● **Exercise directions**: List every line in this data where the string "pulses" occurs.
## START
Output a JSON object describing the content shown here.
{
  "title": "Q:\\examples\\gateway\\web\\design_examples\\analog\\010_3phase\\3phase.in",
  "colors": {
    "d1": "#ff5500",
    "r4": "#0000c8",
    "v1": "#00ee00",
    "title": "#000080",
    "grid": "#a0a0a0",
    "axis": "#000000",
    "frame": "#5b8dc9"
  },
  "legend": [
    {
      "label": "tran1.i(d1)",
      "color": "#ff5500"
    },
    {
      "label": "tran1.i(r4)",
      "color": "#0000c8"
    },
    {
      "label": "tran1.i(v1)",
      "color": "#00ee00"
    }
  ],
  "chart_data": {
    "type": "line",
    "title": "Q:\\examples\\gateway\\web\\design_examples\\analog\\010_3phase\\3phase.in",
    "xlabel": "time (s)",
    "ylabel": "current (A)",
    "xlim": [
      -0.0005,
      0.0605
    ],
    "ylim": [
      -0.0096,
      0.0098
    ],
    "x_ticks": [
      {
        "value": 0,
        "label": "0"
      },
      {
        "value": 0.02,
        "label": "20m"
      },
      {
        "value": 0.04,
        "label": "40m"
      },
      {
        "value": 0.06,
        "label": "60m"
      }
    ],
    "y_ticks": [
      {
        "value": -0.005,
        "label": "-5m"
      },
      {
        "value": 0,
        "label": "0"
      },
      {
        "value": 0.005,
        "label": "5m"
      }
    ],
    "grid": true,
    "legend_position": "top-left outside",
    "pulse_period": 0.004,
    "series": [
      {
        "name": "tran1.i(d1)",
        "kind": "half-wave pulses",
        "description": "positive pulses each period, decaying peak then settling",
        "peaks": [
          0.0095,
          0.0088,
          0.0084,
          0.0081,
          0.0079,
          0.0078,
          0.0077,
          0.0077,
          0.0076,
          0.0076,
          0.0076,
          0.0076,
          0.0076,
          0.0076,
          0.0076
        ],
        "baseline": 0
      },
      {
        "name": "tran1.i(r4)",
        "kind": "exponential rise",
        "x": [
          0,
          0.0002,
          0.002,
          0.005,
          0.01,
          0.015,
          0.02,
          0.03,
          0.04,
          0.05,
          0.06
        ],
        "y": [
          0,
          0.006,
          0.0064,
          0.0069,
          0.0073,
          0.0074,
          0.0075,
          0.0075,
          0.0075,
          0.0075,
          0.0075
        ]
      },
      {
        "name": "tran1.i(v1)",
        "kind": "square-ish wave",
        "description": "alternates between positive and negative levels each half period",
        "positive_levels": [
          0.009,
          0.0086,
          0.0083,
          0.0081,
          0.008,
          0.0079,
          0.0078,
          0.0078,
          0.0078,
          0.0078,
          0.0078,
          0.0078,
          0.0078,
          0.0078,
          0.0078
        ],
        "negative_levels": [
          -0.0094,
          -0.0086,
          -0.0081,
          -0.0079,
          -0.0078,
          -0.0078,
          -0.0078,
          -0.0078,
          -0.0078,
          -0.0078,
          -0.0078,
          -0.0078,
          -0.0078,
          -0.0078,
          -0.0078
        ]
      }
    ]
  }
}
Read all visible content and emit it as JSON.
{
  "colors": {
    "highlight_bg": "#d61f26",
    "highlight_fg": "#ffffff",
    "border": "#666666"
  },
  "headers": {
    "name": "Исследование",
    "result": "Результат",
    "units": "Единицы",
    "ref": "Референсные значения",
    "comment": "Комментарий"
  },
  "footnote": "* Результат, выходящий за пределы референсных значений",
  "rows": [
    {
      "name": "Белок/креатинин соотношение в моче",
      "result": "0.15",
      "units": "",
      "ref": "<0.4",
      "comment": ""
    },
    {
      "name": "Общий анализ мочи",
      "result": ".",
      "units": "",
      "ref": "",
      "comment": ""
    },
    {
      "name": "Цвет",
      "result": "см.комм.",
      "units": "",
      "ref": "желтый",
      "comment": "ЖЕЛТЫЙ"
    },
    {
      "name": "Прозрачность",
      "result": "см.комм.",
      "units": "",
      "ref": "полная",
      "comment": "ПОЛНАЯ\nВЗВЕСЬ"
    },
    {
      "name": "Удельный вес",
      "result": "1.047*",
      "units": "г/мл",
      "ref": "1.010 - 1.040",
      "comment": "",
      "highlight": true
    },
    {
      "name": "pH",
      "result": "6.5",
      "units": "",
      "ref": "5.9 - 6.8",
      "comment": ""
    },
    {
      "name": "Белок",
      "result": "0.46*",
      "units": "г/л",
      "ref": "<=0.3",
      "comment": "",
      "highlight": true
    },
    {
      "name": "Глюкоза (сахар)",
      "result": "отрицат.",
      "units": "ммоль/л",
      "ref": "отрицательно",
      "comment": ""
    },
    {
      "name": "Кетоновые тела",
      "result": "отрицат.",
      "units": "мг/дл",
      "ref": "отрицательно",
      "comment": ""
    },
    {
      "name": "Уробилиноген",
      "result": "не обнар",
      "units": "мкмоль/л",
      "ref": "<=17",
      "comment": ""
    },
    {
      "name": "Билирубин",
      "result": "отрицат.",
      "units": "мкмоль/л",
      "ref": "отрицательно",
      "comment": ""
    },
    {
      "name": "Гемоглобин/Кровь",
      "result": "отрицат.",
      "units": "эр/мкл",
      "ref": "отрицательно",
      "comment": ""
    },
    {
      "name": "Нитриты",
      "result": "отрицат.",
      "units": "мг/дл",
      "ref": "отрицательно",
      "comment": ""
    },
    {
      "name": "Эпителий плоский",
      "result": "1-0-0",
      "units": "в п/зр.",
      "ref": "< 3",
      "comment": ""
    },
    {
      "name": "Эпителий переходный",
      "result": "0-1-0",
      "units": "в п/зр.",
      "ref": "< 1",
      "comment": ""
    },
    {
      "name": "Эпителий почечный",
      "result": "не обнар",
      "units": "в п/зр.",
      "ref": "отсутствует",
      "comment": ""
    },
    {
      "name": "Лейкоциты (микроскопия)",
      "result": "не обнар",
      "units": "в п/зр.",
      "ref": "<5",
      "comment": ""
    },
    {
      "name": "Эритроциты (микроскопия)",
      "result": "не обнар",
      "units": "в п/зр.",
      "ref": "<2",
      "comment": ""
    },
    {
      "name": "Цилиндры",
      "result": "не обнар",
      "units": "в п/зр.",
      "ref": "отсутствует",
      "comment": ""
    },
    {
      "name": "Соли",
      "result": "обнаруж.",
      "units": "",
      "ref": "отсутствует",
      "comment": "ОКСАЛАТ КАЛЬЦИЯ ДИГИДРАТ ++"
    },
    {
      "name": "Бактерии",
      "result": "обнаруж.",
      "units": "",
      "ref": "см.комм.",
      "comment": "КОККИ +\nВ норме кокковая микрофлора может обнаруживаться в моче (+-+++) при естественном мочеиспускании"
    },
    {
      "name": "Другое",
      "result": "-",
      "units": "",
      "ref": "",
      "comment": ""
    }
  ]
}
## END
● **Written solution**:
        "kind": "half-wave pulses",
        "description": "positive pulses each period, decaying peak then settling",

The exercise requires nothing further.